EXERCISE DETAILS:
Print the listing as it stands, omitting all images.
— Start AVAILABLE DATA —
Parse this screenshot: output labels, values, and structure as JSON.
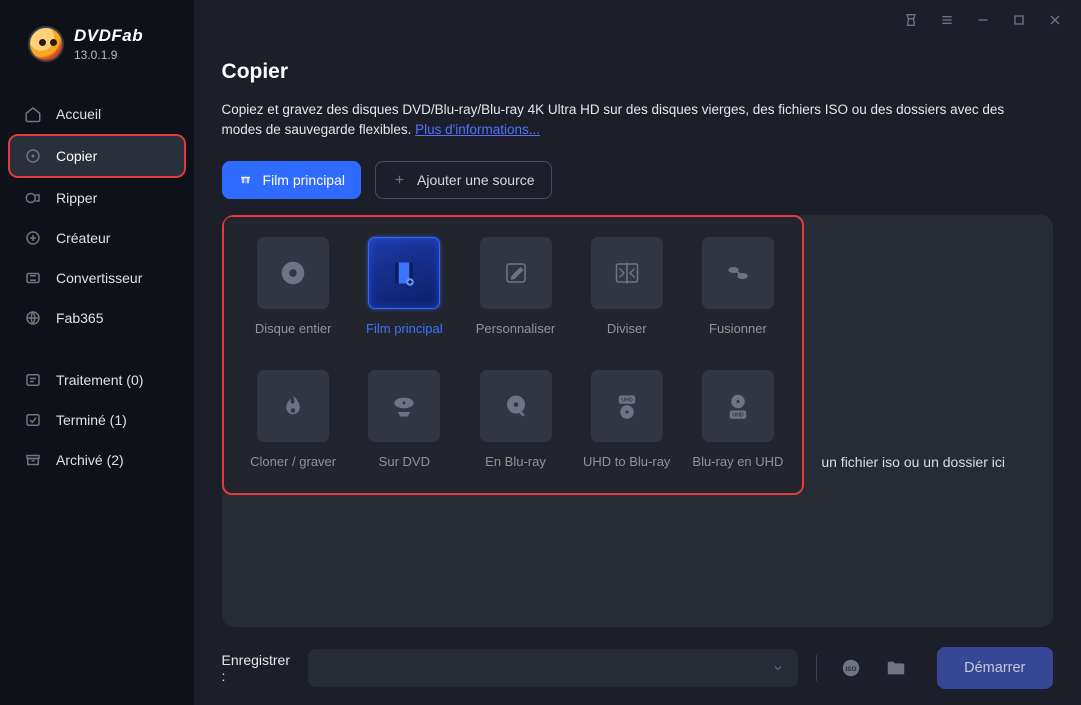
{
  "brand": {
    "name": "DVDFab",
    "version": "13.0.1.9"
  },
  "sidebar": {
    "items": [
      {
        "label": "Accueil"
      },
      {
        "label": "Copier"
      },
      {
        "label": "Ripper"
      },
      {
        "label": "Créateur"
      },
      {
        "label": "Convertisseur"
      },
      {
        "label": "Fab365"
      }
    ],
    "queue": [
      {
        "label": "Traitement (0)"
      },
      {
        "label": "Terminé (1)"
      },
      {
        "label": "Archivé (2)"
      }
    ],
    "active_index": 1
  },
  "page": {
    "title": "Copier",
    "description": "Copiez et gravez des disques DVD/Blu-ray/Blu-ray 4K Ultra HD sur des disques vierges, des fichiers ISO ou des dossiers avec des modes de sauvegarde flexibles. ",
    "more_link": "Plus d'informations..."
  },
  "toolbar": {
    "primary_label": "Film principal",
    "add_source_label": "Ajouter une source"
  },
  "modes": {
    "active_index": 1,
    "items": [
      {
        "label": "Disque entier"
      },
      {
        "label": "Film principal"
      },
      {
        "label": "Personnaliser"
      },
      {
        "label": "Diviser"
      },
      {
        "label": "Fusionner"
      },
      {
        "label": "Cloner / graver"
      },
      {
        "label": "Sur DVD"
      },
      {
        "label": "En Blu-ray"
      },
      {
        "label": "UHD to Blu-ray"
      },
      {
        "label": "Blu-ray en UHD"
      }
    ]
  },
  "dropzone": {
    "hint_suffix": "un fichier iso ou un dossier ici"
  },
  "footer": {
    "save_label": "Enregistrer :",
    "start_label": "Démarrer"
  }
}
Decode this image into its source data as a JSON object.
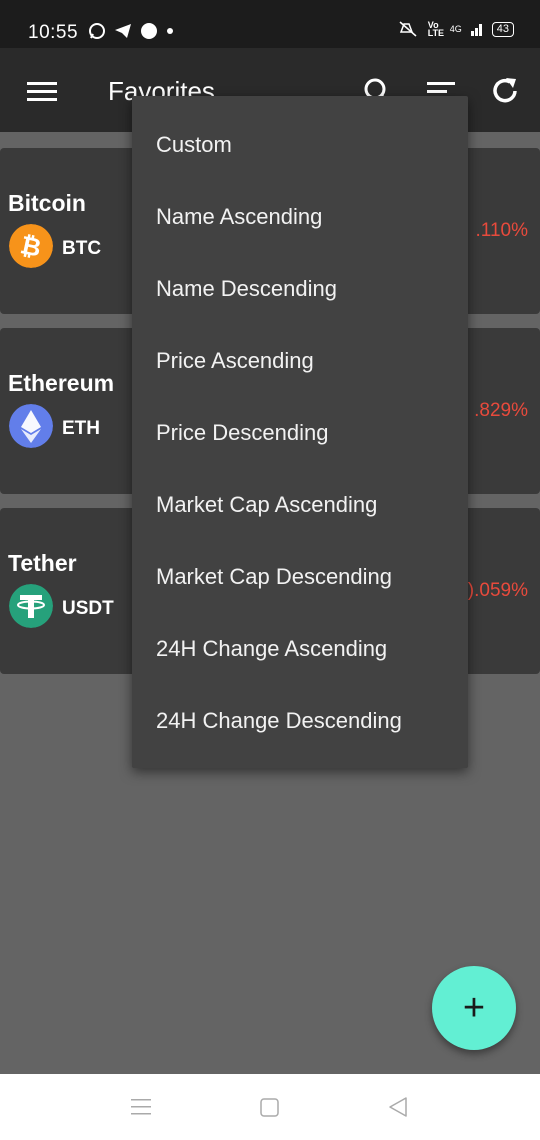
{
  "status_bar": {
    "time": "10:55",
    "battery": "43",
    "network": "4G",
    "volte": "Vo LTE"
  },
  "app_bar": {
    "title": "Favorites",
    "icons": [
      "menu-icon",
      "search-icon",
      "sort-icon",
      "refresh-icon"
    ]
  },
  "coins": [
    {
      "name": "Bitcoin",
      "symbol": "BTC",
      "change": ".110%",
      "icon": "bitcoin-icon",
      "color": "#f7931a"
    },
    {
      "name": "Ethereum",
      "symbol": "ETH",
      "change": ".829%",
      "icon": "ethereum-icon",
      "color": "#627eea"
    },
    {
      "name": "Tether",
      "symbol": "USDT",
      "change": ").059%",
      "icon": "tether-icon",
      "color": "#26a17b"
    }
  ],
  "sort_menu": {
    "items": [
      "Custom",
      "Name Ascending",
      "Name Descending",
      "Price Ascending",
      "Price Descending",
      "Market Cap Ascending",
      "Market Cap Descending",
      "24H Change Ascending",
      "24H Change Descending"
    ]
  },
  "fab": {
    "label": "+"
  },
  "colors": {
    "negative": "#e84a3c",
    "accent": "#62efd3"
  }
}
— End AVAILABLE DATA —
THE REPLY:
Parse this screenshot: output labels, values, and structure as JSON.
{
  "brand": {
    "name": "DVDFab",
    "version": "13.0.1.9"
  },
  "sidebar": {
    "items": [
      {
        "label": "Accueil"
      },
      {
        "label": "Copier"
      },
      {
        "label": "Ripper"
      },
      {
        "label": "Créateur"
      },
      {
        "label": "Convertisseur"
      },
      {
        "label": "Fab365"
      }
    ],
    "queue": [
      {
        "label": "Traitement (0)"
      },
      {
        "label": "Terminé (1)"
      },
      {
        "label": "Archivé (2)"
      }
    ],
    "active_index": 1
  },
  "page": {
    "title": "Copier",
    "description": "Copiez et gravez des disques DVD/Blu-ray/Blu-ray 4K Ultra HD sur des disques vierges, des fichiers ISO ou des dossiers avec des modes de sauvegarde flexibles. ",
    "more_link": "Plus d'informations..."
  },
  "toolbar": {
    "primary_label": "Film principal",
    "add_source_label": "Ajouter une source"
  },
  "modes": {
    "active_index": 1,
    "items": [
      {
        "label": "Disque entier"
      },
      {
        "label": "Film principal"
      },
      {
        "label": "Personnaliser"
      },
      {
        "label": "Diviser"
      },
      {
        "label": "Fusionner"
      },
      {
        "label": "Cloner / graver"
      },
      {
        "label": "Sur DVD"
      },
      {
        "label": "En Blu-ray"
      },
      {
        "label": "UHD to Blu-ray"
      },
      {
        "label": "Blu-ray en UHD"
      }
    ]
  },
  "dropzone": {
    "hint_suffix": "un fichier iso ou un dossier ici"
  },
  "footer": {
    "save_label": "Enregistrer :",
    "start_label": "Démarrer"
  }
}
Decode this image into its source data as a JSON object.
{
  "status_bar": {
    "time": "10:55",
    "battery": "43",
    "network": "4G",
    "volte": "Vo LTE"
  },
  "app_bar": {
    "title": "Favorites",
    "icons": [
      "menu-icon",
      "search-icon",
      "sort-icon",
      "refresh-icon"
    ]
  },
  "coins": [
    {
      "name": "Bitcoin",
      "symbol": "BTC",
      "change": ".110%",
      "icon": "bitcoin-icon",
      "color": "#f7931a"
    },
    {
      "name": "Ethereum",
      "symbol": "ETH",
      "change": ".829%",
      "icon": "ethereum-icon",
      "color": "#627eea"
    },
    {
      "name": "Tether",
      "symbol": "USDT",
      "change": ").059%",
      "icon": "tether-icon",
      "color": "#26a17b"
    }
  ],
  "sort_menu": {
    "items": [
      "Custom",
      "Name Ascending",
      "Name Descending",
      "Price Ascending",
      "Price Descending",
      "Market Cap Ascending",
      "Market Cap Descending",
      "24H Change Ascending",
      "24H Change Descending"
    ]
  },
  "fab": {
    "label": "+"
  },
  "colors": {
    "negative": "#e84a3c",
    "accent": "#62efd3"
  }
}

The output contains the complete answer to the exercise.